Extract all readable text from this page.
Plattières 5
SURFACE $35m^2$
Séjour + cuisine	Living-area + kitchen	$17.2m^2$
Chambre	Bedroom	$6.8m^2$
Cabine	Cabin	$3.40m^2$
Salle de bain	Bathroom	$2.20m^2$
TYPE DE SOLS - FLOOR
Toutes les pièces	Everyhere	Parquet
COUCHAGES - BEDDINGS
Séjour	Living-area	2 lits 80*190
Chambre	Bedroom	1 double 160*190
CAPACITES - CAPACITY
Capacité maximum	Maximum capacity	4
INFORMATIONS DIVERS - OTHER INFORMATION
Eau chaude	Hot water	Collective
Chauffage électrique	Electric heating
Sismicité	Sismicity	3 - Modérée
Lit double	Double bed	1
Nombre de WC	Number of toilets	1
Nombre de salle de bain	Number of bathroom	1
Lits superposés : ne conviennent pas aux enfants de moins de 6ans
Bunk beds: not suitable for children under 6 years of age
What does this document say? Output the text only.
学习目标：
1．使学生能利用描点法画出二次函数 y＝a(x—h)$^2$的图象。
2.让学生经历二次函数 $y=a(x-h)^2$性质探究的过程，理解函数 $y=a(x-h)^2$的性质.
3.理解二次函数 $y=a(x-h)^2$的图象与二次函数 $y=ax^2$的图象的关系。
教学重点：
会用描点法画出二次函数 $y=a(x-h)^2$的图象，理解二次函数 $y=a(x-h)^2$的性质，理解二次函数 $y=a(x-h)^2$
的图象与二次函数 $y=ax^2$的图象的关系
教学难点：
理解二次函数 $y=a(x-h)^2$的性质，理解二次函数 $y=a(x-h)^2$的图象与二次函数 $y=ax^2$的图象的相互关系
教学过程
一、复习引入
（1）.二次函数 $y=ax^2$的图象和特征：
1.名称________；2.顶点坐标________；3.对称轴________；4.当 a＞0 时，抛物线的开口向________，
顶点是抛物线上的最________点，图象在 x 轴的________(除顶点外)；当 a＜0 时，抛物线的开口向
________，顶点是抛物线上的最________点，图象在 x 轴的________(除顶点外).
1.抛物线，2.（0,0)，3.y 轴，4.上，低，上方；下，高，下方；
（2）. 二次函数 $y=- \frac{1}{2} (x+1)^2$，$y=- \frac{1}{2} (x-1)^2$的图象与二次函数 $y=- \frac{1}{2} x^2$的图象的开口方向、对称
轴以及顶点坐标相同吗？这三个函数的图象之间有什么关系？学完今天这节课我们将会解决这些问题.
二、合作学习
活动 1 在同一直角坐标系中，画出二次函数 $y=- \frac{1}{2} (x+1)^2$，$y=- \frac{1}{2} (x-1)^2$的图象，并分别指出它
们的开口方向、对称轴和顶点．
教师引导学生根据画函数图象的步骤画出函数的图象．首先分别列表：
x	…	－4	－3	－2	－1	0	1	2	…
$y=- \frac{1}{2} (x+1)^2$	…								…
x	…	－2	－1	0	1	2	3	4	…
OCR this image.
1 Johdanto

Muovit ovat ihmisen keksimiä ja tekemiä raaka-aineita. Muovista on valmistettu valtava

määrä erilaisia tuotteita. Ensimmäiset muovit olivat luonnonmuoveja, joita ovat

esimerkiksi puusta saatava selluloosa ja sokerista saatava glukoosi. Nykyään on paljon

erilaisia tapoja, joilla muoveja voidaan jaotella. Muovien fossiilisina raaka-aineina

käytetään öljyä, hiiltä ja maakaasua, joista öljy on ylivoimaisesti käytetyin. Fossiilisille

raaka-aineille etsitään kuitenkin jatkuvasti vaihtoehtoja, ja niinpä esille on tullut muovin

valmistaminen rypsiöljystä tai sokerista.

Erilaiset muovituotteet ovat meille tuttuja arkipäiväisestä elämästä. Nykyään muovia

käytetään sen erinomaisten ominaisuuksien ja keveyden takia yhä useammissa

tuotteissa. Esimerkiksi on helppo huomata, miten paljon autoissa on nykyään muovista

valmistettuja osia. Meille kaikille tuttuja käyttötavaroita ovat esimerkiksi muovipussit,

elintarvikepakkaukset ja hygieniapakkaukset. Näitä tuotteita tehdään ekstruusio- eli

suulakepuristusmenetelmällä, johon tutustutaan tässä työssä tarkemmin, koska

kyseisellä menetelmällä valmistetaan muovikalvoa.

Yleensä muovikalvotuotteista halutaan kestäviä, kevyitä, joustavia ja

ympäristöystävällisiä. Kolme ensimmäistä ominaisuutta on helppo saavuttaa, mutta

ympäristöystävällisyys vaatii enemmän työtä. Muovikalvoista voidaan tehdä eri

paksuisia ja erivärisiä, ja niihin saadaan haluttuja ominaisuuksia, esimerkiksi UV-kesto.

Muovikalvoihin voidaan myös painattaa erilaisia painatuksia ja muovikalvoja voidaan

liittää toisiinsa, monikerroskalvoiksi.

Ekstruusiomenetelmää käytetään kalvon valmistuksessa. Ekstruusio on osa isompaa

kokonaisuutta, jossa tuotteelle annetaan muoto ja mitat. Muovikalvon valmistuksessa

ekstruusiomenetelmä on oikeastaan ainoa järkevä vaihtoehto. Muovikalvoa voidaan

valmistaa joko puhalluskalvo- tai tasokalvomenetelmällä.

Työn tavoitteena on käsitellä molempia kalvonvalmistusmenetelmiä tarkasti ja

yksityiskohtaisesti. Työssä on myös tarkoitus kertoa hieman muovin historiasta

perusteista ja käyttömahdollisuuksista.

________________

Give back all the records exactly as they stand.

Extract all readable text from this page.
Plattières 5
SURFACE $35m^2$
Séjour + cuisine	Living-area + kitchen	$17.2m^2$
Chambre	Bedroom	$6.8m^2$
Cabine	Cabin	$3.40m^2$
Salle de bain	Bathroom	$2.20m^2$
TYPE DE SOLS - FLOOR
Toutes les pièces	Everyhere	Parquet
COUCHAGES - BEDDINGS
Séjour	Living-area	2 lits 80*190
Chambre	Bedroom	1 double 160*190
CAPACITES - CAPACITY
Capacité maximum	Maximum capacity	4
INFORMATIONS DIVERS - OTHER INFORMATION
Eau chaude	Hot water	Collective
Chauffage électrique	Electric heating
Sismicité	Sismicity	3 - Modérée
Lit double	Double bed	1
Nombre de WC	Number of toilets	1
Nombre de salle de bain	Number of bathroom	1
Lits superposés : ne conviennent pas aux enfants de moins de 6ans
Bunk beds: not suitable for children under 6 years of age
What does this document say? Output the text only.
学习目标：
1．使学生能利用描点法画出二次函数 y＝a(x—h)$^2$的图象。
2.让学生经历二次函数 $y=a(x-h)^2$性质探究的过程，理解函数 $y=a(x-h)^2$的性质.
3.理解二次函数 $y=a(x-h)^2$的图象与二次函数 $y=ax^2$的图象的关系。
教学重点：
会用描点法画出二次函数 $y=a(x-h)^2$的图象，理解二次函数 $y=a(x-h)^2$的性质，理解二次函数 $y=a(x-h)^2$
的图象与二次函数 $y=ax^2$的图象的关系
教学难点：
理解二次函数 $y=a(x-h)^2$的性质，理解二次函数 $y=a(x-h)^2$的图象与二次函数 $y=ax^2$的图象的相互关系
教学过程
一、复习引入
（1）.二次函数 $y=ax^2$的图象和特征：
1.名称________；2.顶点坐标________；3.对称轴________；4.当 a＞0 时，抛物线的开口向________，
顶点是抛物线上的最________点，图象在 x 轴的________(除顶点外)；当 a＜0 时，抛物线的开口向
________，顶点是抛物线上的最________点，图象在 x 轴的________(除顶点外).
1.抛物线，2.（0,0)，3.y 轴，4.上，低，上方；下，高，下方；
（2）. 二次函数 $y=- \frac{1}{2} (x+1)^2$，$y=- \frac{1}{2} (x-1)^2$的图象与二次函数 $y=- \frac{1}{2} x^2$的图象的开口方向、对称
轴以及顶点坐标相同吗？这三个函数的图象之间有什么关系？学完今天这节课我们将会解决这些问题.
二、合作学习
活动 1 在同一直角坐标系中，画出二次函数 $y=- \frac{1}{2} (x+1)^2$，$y=- \frac{1}{2} (x-1)^2$的图象，并分别指出它
们的开口方向、对称轴和顶点．
教师引导学生根据画函数图象的步骤画出函数的图象．首先分别列表：
x	…	－4	－3	－2	－1	0	1	2	…
$y=- \frac{1}{2} (x+1)^2$	…								…
x	…	－2	－1	0	1	2	3	4	…
OCR this image.
1 Johdanto

Muovit ovat ihmisen keksimiä ja tekemiä raaka-aineita. Muovista on valmistettu valtava

määrä erilaisia tuotteita. Ensimmäiset muovit olivat luonnonmuoveja, joita ovat

esimerkiksi puusta saatava selluloosa ja sokerista saatava glukoosi. Nykyään on paljon

erilaisia tapoja, joilla muoveja voidaan jaotella. Muovien fossiilisina raaka-aineina

käytetään öljyä, hiiltä ja maakaasua, joista öljy on ylivoimaisesti käytetyin. Fossiilisille

raaka-aineille etsitään kuitenkin jatkuvasti vaihtoehtoja, ja niinpä esille on tullut muovin

valmistaminen rypsiöljystä tai sokerista.

Erilaiset muovituotteet ovat meille tuttuja arkipäiväisestä elämästä. Nykyään muovia

käytetään sen erinomaisten ominaisuuksien ja keveyden takia yhä useammissa

tuotteissa. Esimerkiksi on helppo huomata, miten paljon autoissa on nykyään muovista

valmistettuja osia. Meille kaikille tuttuja käyttötavaroita ovat esimerkiksi muovipussit,

elintarvikepakkaukset ja hygieniapakkaukset. Näitä tuotteita tehdään ekstruusio- eli

suulakepuristusmenetelmällä, johon tutustutaan tässä työssä tarkemmin, koska

kyseisellä menetelmällä valmistetaan muovikalvoa.

Yleensä muovikalvotuotteista halutaan kestäviä, kevyitä, joustavia ja

ympäristöystävällisiä. Kolme ensimmäistä ominaisuutta on helppo saavuttaa, mutta

ympäristöystävällisyys vaatii enemmän työtä. Muovikalvoista voidaan tehdä eri

paksuisia ja erivärisiä, ja niihin saadaan haluttuja ominaisuuksia, esimerkiksi UV-kesto.

Muovikalvoihin voidaan myös painattaa erilaisia painatuksia ja muovikalvoja voidaan

liittää toisiinsa, monikerroskalvoiksi.

Ekstruusiomenetelmää käytetään kalvon valmistuksessa. Ekstruusio on osa isompaa

kokonaisuutta, jossa tuotteelle annetaan muoto ja mitat. Muovikalvon valmistuksessa

ekstruusiomenetelmä on oikeastaan ainoa järkevä vaihtoehto. Muovikalvoa voidaan

valmistaa joko puhalluskalvo- tai tasokalvomenetelmällä.

Työn tavoitteena on käsitellä molempia kalvonvalmistusmenetelmiä tarkasti ja

yksityiskohtaisesti. Työssä on myös tarkoitus kertoa hieman muovin historiasta

perusteista ja käyttömahdollisuuksista.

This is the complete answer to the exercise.